# Exercise material
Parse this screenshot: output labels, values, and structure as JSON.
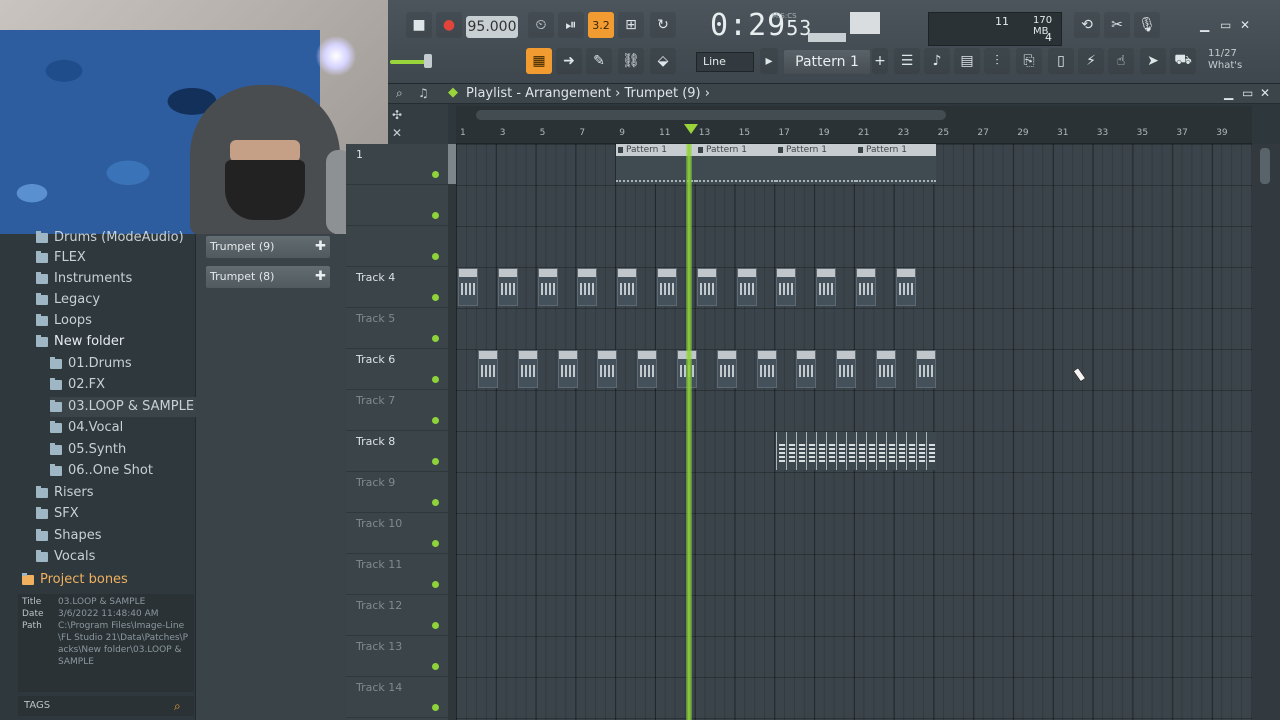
{
  "toolbar": {
    "tempo": "95.000",
    "time": "0:29",
    "time_frac": "53",
    "time_label": "M:S:CS",
    "mode_label": "3.2",
    "cpu_top": "11",
    "ram": "170 MB",
    "cpu_bottom": "4",
    "snap": "Line",
    "pattern": "Pattern 1",
    "hint": "11/27\nWhat's"
  },
  "playlist": {
    "title": "Playlist - Arrangement",
    "current": "Trumpet (9)",
    "ruler": [
      "1",
      "3",
      "5",
      "7",
      "9",
      "11",
      "13",
      "15",
      "17",
      "19",
      "21",
      "23",
      "25",
      "27",
      "29",
      "31",
      "33",
      "35",
      "37",
      "39"
    ],
    "tracks": [
      {
        "label": "1",
        "dim": false
      },
      {
        "label": "",
        "dim": true
      },
      {
        "label": "",
        "dim": true
      },
      {
        "label": "Track 4",
        "dim": false
      },
      {
        "label": "Track 5",
        "dim": true
      },
      {
        "label": "Track 6",
        "dim": false
      },
      {
        "label": "Track 7",
        "dim": true
      },
      {
        "label": "Track 8",
        "dim": false
      },
      {
        "label": "Track 9",
        "dim": true
      },
      {
        "label": "Track 10",
        "dim": true
      },
      {
        "label": "Track 11",
        "dim": true
      },
      {
        "label": "Track 12",
        "dim": true
      },
      {
        "label": "Track 13",
        "dim": true
      },
      {
        "label": "Track 14",
        "dim": true
      }
    ],
    "patterns": [
      "Pattern 1",
      "Pattern 1",
      "Pattern 1",
      "Pattern 1"
    ]
  },
  "browser": {
    "items": [
      {
        "label": "Drums (ModeAudio)",
        "sub": false
      },
      {
        "label": "FLEX",
        "sub": false
      },
      {
        "label": "Instruments",
        "sub": false
      },
      {
        "label": "Legacy",
        "sub": false
      },
      {
        "label": "Loops",
        "sub": false
      },
      {
        "label": "New folder",
        "sub": false,
        "bold": true
      },
      {
        "label": "01.Drums",
        "sub": true
      },
      {
        "label": "02.FX",
        "sub": true
      },
      {
        "label": "03.LOOP & SAMPLE",
        "sub": true,
        "selected": true
      },
      {
        "label": "04.Vocal",
        "sub": true
      },
      {
        "label": "05.Synth",
        "sub": true
      },
      {
        "label": "06..One Shot",
        "sub": true
      },
      {
        "label": "Risers",
        "sub": false
      },
      {
        "label": "SFX",
        "sub": false
      },
      {
        "label": "Shapes",
        "sub": false
      },
      {
        "label": "Vocals",
        "sub": false
      }
    ],
    "project_bones": "Project bones",
    "info": {
      "title_key": "Title",
      "title_val": "03.LOOP & SAMPLE",
      "date_key": "Date",
      "date_val": "3/6/2022 11:48:40 AM",
      "path_key": "Path",
      "path_val": "C:\\Program Files\\Image-Line\\FL Studio 21\\Data\\Patches\\Packs\\New folder\\03.LOOP & SAMPLE"
    },
    "tags": "TAGS"
  },
  "picker": {
    "items": [
      "Trumpet (9)",
      "Trumpet (8)"
    ]
  },
  "colors": {
    "accent_green": "#8ed33a",
    "accent_orange": "#f29b30"
  }
}
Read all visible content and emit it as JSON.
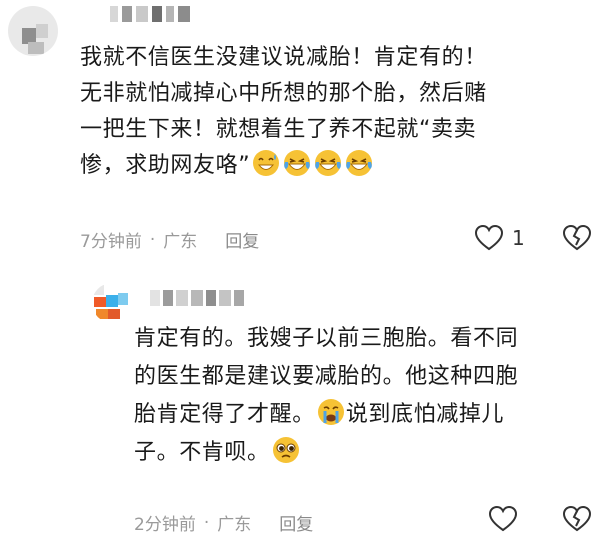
{
  "comments": [
    {
      "text": "我就不信医生没建议说减胎！肯定有的！\n无非就怕减掉心中所想的那个胎，然后赌\n一把生下来！就想着生了养不起就“卖卖\n惨，求助网友咯”",
      "emojis": [
        "grin-sweat-emoji",
        "crying-laughing-emoji",
        "crying-laughing-emoji",
        "crying-laughing-emoji"
      ],
      "time": "7分钟前",
      "location": "广东",
      "reply_label": "回复",
      "like_count": "1"
    },
    {
      "text_a": "肯定有的。我嫂子以前三胞胎。看不同\n的医生都是建议要减胎的。他这种四胞\n胎肯定得了才醒。",
      "text_b": "说到底怕减掉儿\n子。不肯呗。",
      "emojis": [
        "crying-face-emoji",
        "pleading-face-emoji"
      ],
      "time": "2分钟前",
      "location": "广东",
      "reply_label": "回复"
    }
  ],
  "colors": {
    "text": "#1a1a1a",
    "meta": "#9a9a9a",
    "emoji_yellow": "#f6c235",
    "tear_blue": "#4fa3e6"
  }
}
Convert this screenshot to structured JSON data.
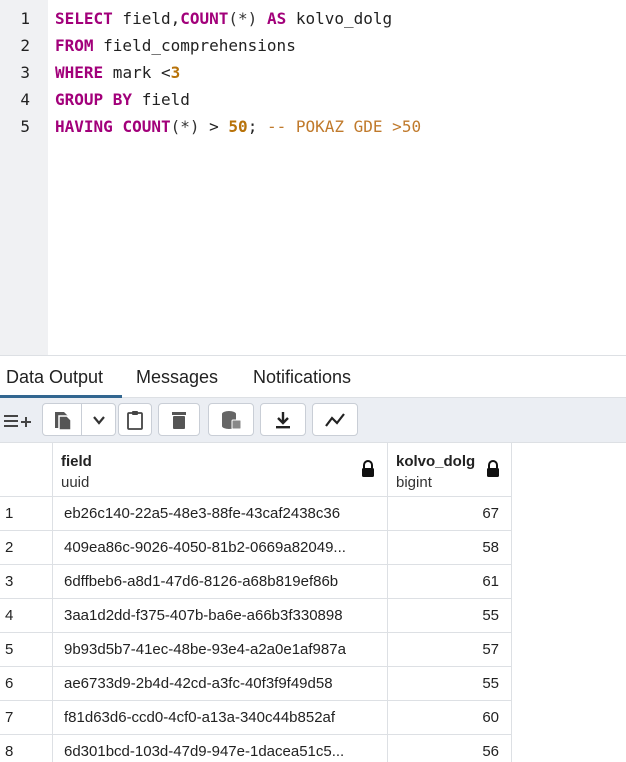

# Written exercise
Pictures appear in the records above. Output everything except them, exactly.

# The response
Parse this screenshot: output labels, values, and structure as JSON.
{
  "toolbar": {
    "tempo": "95.000",
    "time": "0:29",
    "time_frac": "53",
    "time_label": "M:S:CS",
    "mode_label": "3.2",
    "cpu_top": "11",
    "ram": "170 MB",
    "cpu_bottom": "4",
    "snap": "Line",
    "pattern": "Pattern 1",
    "hint": "11/27\nWhat's"
  },
  "playlist": {
    "title": "Playlist - Arrangement",
    "current": "Trumpet (9)",
    "ruler": [
      "1",
      "3",
      "5",
      "7",
      "9",
      "11",
      "13",
      "15",
      "17",
      "19",
      "21",
      "23",
      "25",
      "27",
      "29",
      "31",
      "33",
      "35",
      "37",
      "39"
    ],
    "tracks": [
      {
        "label": "1",
        "dim": false
      },
      {
        "label": "",
        "dim": true
      },
      {
        "label": "",
        "dim": true
      },
      {
        "label": "Track 4",
        "dim": false
      },
      {
        "label": "Track 5",
        "dim": true
      },
      {
        "label": "Track 6",
        "dim": false
      },
      {
        "label": "Track 7",
        "dim": true
      },
      {
        "label": "Track 8",
        "dim": false
      },
      {
        "label": "Track 9",
        "dim": true
      },
      {
        "label": "Track 10",
        "dim": true
      },
      {
        "label": "Track 11",
        "dim": true
      },
      {
        "label": "Track 12",
        "dim": true
      },
      {
        "label": "Track 13",
        "dim": true
      },
      {
        "label": "Track 14",
        "dim": true
      }
    ],
    "patterns": [
      "Pattern 1",
      "Pattern 1",
      "Pattern 1",
      "Pattern 1"
    ]
  },
  "browser": {
    "items": [
      {
        "label": "Drums (ModeAudio)",
        "sub": false
      },
      {
        "label": "FLEX",
        "sub": false
      },
      {
        "label": "Instruments",
        "sub": false
      },
      {
        "label": "Legacy",
        "sub": false
      },
      {
        "label": "Loops",
        "sub": false
      },
      {
        "label": "New folder",
        "sub": false,
        "bold": true
      },
      {
        "label": "01.Drums",
        "sub": true
      },
      {
        "label": "02.FX",
        "sub": true
      },
      {
        "label": "03.LOOP & SAMPLE",
        "sub": true,
        "selected": true
      },
      {
        "label": "04.Vocal",
        "sub": true
      },
      {
        "label": "05.Synth",
        "sub": true
      },
      {
        "label": "06..One Shot",
        "sub": true
      },
      {
        "label": "Risers",
        "sub": false
      },
      {
        "label": "SFX",
        "sub": false
      },
      {
        "label": "Shapes",
        "sub": false
      },
      {
        "label": "Vocals",
        "sub": false
      }
    ],
    "project_bones": "Project bones",
    "info": {
      "title_key": "Title",
      "title_val": "03.LOOP & SAMPLE",
      "date_key": "Date",
      "date_val": "3/6/2022 11:48:40 AM",
      "path_key": "Path",
      "path_val": "C:\\Program Files\\Image-Line\\FL Studio 21\\Data\\Patches\\Packs\\New folder\\03.LOOP & SAMPLE"
    },
    "tags": "TAGS"
  },
  "picker": {
    "items": [
      "Trumpet (9)",
      "Trumpet (8)"
    ]
  },
  "colors": {
    "accent_green": "#8ed33a",
    "accent_orange": "#f29b30"
  }
}
Read all visible content and emit it as JSON.
{
  "comments": [
    {
      "text": "我就不信医生没建议说减胎！肯定有的！\n无非就怕减掉心中所想的那个胎，然后赌\n一把生下来！就想着生了养不起就“卖卖\n惨，求助网友咯”",
      "emojis": [
        "grin-sweat-emoji",
        "crying-laughing-emoji",
        "crying-laughing-emoji",
        "crying-laughing-emoji"
      ],
      "time": "7分钟前",
      "location": "广东",
      "reply_label": "回复",
      "like_count": "1"
    },
    {
      "text_a": "肯定有的。我嫂子以前三胞胎。看不同\n的医生都是建议要减胎的。他这种四胞\n胎肯定得了才醒。",
      "text_b": "说到底怕减掉儿\n子。不肯呗。",
      "emojis": [
        "crying-face-emoji",
        "pleading-face-emoji"
      ],
      "time": "2分钟前",
      "location": "广东",
      "reply_label": "回复"
    }
  ],
  "colors": {
    "text": "#1a1a1a",
    "meta": "#9a9a9a",
    "emoji_yellow": "#f6c235",
    "tear_blue": "#4fa3e6"
  }
}
Convert this screenshot to structured JSON data.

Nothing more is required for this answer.